:: Provided material ::
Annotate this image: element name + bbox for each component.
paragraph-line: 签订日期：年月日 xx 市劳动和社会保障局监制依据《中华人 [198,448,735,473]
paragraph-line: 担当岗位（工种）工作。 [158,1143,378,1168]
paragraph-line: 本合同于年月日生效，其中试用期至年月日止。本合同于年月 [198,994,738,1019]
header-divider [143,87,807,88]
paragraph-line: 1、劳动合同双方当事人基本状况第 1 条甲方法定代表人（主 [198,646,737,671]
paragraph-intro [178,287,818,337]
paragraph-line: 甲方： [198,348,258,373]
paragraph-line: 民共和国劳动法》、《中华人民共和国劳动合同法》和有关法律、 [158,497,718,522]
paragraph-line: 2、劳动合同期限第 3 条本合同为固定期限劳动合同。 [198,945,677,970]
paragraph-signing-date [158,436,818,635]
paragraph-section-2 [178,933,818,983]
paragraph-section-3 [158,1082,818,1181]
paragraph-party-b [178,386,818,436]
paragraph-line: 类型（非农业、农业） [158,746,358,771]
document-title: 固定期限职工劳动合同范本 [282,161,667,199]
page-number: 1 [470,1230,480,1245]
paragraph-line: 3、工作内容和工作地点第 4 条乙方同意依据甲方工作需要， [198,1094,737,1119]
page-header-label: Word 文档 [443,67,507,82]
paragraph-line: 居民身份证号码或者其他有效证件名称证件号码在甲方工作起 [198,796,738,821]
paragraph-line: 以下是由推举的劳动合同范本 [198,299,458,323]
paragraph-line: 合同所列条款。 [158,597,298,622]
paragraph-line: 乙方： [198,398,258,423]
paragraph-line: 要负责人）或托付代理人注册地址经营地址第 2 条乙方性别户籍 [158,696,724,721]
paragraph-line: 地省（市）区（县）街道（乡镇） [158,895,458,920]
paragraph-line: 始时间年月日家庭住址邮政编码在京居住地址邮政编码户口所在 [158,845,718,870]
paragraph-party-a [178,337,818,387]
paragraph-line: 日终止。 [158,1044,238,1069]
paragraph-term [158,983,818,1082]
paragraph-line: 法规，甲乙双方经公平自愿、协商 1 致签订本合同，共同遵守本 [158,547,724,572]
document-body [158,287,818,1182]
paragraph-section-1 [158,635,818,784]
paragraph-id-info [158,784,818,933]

:: Task prompt ::
Rewrite every line of the entry above as a numbered list, omitting any blank lines.

:: Answer to this problem ::
1. Annotate this image: element name + bbox for each component.
2. paragraph-line: 签订日期：年月日 xx 市劳动和社会保障局监制依据《中华人 [198,448,735,473]
3. paragraph-line: 担当岗位（工种）工作。 [158,1143,378,1168]
4. paragraph-line: 本合同于年月日生效，其中试用期至年月日止。本合同于年月 [198,994,738,1019]
5. header-divider [143,87,807,88]
6. paragraph-line: 1、劳动合同双方当事人基本状况第 1 条甲方法定代表人（主 [198,646,737,671]
7. paragraph-intro [178,287,818,337]
8. paragraph-line: 甲方： [198,348,258,373]
9. paragraph-line: 民共和国劳动法》、《中华人民共和国劳动合同法》和有关法律、 [158,497,718,522]
10. paragraph-line: 2、劳动合同期限第 3 条本合同为固定期限劳动合同。 [198,945,677,970]
11. paragraph-signing-date [158,436,818,635]
12. paragraph-section-2 [178,933,818,983]
13. paragraph-section-3 [158,1082,818,1181]
14. paragraph-party-b [178,386,818,436]
15. paragraph-line: 类型（非农业、农业） [158,746,358,771]
16. document-title: 固定期限职工劳动合同范本 [282,161,667,199]
17. page-number: 1 [470,1230,480,1245]
18. paragraph-line: 3、工作内容和工作地点第 4 条乙方同意依据甲方工作需要， [198,1094,737,1119]
19. page-header-label: Word 文档 [443,67,507,82]
20. paragraph-line: 居民身份证号码或者其他有效证件名称证件号码在甲方工作起 [198,796,738,821]
21. paragraph-line: 以下是由推举的劳动合同范本 [198,299,458,323]
22. paragraph-line: 合同所列条款。 [158,597,298,622]
23. paragraph-line: 乙方： [198,398,258,423]
24. paragraph-line: 要负责人）或托付代理人注册地址经营地址第 2 条乙方性别户籍 [158,696,724,721]
25. paragraph-line: 地省（市）区（县）街道（乡镇） [158,895,458,920]
26. paragraph-line: 始时间年月日家庭住址邮政编码在京居住地址邮政编码户口所在 [158,845,718,870]
27. paragraph-party-a [178,337,818,387]
28. paragraph-line: 日终止。 [158,1044,238,1069]
29. paragraph-term [158,983,818,1082]
30. paragraph-line: 法规，甲乙双方经公平自愿、协商 1 致签订本合同，共同遵守本 [158,547,724,572]
31. document-body [158,287,818,1182]
32. paragraph-section-1 [158,635,818,784]
33. paragraph-id-info [158,784,818,933]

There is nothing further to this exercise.